The exercise asks you to copy every line below in which "sono" appears.

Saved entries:
○ ○ ○ ○ ○

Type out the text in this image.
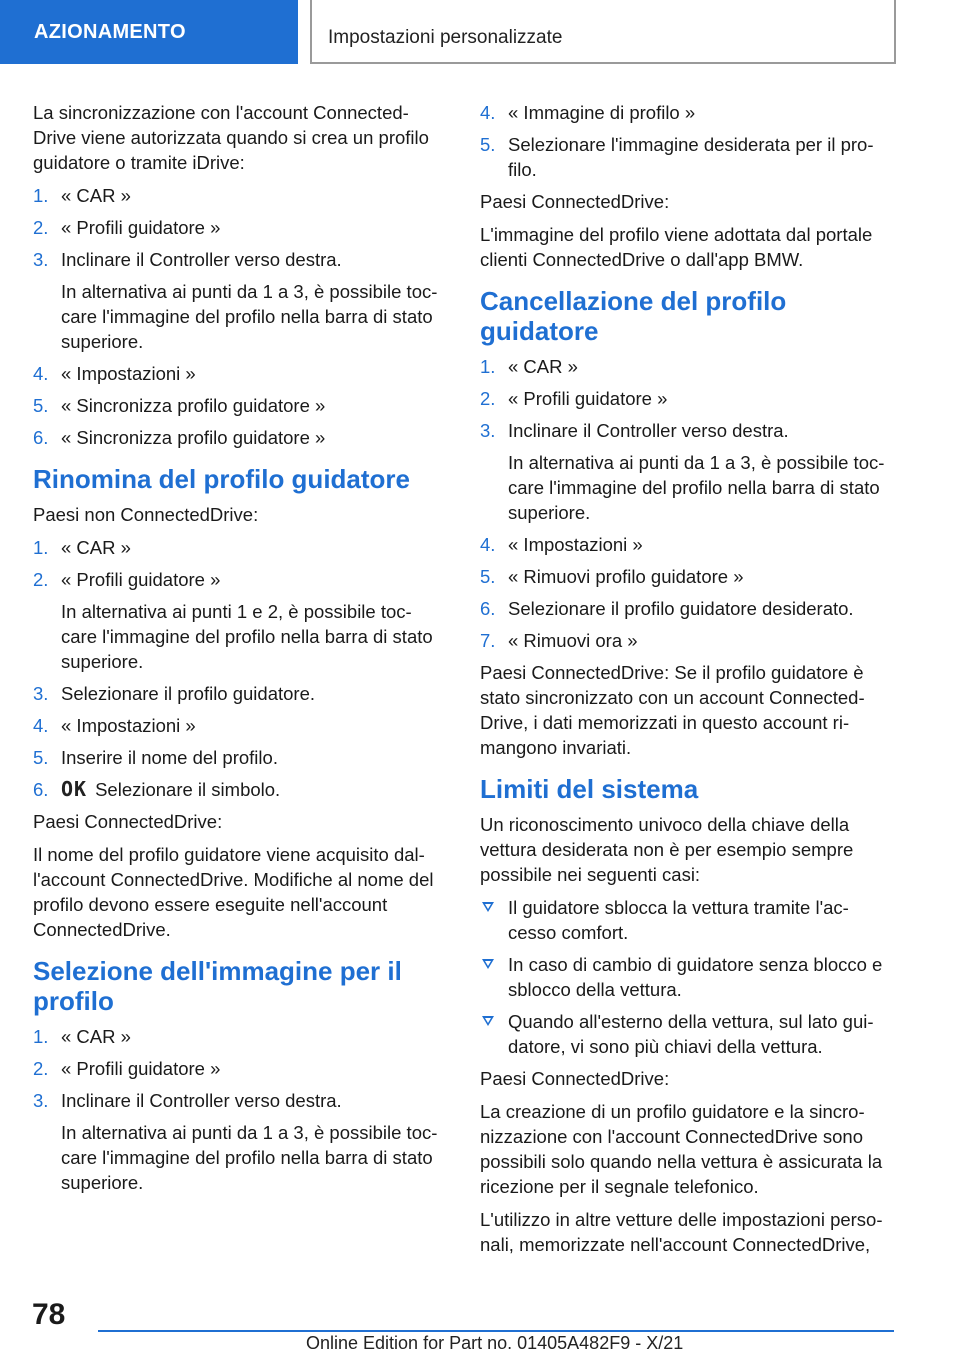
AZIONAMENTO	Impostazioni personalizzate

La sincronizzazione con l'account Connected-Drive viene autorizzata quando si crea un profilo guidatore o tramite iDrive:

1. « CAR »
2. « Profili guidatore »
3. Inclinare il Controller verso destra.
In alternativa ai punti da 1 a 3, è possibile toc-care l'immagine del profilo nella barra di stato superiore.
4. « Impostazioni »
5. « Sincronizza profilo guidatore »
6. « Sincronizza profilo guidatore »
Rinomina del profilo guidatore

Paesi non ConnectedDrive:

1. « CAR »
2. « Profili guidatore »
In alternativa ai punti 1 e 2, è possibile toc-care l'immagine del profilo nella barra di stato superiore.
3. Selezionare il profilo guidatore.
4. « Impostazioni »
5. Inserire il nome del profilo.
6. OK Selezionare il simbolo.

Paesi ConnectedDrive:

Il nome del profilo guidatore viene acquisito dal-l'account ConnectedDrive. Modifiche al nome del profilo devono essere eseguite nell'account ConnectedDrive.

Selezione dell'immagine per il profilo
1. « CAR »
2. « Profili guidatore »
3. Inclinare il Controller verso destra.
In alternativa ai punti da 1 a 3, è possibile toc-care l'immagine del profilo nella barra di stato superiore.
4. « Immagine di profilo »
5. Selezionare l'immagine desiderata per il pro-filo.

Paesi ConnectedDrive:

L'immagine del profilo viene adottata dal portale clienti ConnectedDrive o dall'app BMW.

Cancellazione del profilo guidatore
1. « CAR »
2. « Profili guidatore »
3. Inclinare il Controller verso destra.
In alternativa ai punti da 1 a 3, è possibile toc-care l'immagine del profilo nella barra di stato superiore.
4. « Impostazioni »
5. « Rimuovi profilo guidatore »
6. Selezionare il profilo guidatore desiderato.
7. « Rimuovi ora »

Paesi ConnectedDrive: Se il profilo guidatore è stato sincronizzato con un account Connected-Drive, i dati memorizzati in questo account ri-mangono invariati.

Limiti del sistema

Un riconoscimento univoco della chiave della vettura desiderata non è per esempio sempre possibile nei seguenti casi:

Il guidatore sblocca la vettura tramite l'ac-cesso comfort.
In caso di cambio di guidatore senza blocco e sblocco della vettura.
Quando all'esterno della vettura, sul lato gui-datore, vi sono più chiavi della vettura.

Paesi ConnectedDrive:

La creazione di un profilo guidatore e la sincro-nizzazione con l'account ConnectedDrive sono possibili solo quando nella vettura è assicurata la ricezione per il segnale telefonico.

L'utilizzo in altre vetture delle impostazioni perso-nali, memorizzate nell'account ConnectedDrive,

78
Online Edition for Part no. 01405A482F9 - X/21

○ ○ ○ ○ ○

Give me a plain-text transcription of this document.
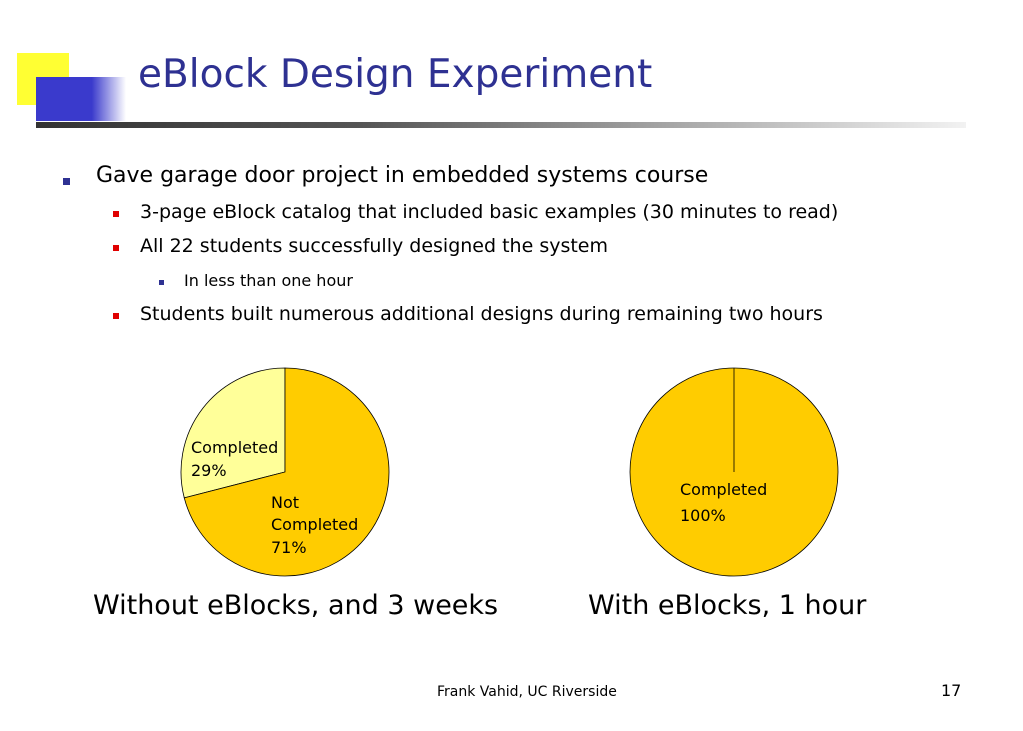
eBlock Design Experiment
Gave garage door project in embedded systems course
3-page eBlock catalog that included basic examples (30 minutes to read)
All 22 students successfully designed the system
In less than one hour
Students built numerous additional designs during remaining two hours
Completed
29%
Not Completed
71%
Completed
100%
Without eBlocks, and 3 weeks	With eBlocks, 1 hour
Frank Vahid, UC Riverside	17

○ ○ ○ ○ ○

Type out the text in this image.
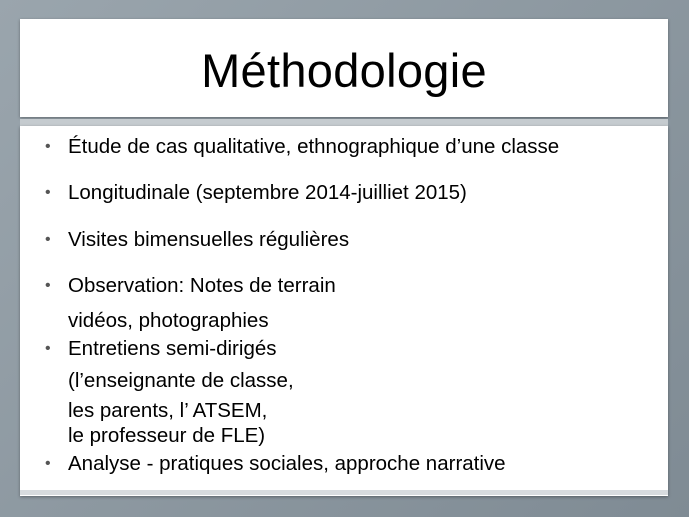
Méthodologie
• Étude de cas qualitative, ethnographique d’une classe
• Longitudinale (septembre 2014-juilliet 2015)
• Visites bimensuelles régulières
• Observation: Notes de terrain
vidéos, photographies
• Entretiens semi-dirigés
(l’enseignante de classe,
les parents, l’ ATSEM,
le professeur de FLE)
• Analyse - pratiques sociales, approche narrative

○ ○ ○ ○ ○

> _CORRECT ANSWER_:
Quando all'esterno della vettura, sul lato gui-datore, vi sono più chiavi della vettura.
La creazione di un profilo guidatore e la sincro-nizzazione con l'account ConnectedDrive sono possibili solo quando nella vettura è assicurata la ricezione per il segnale telefonico.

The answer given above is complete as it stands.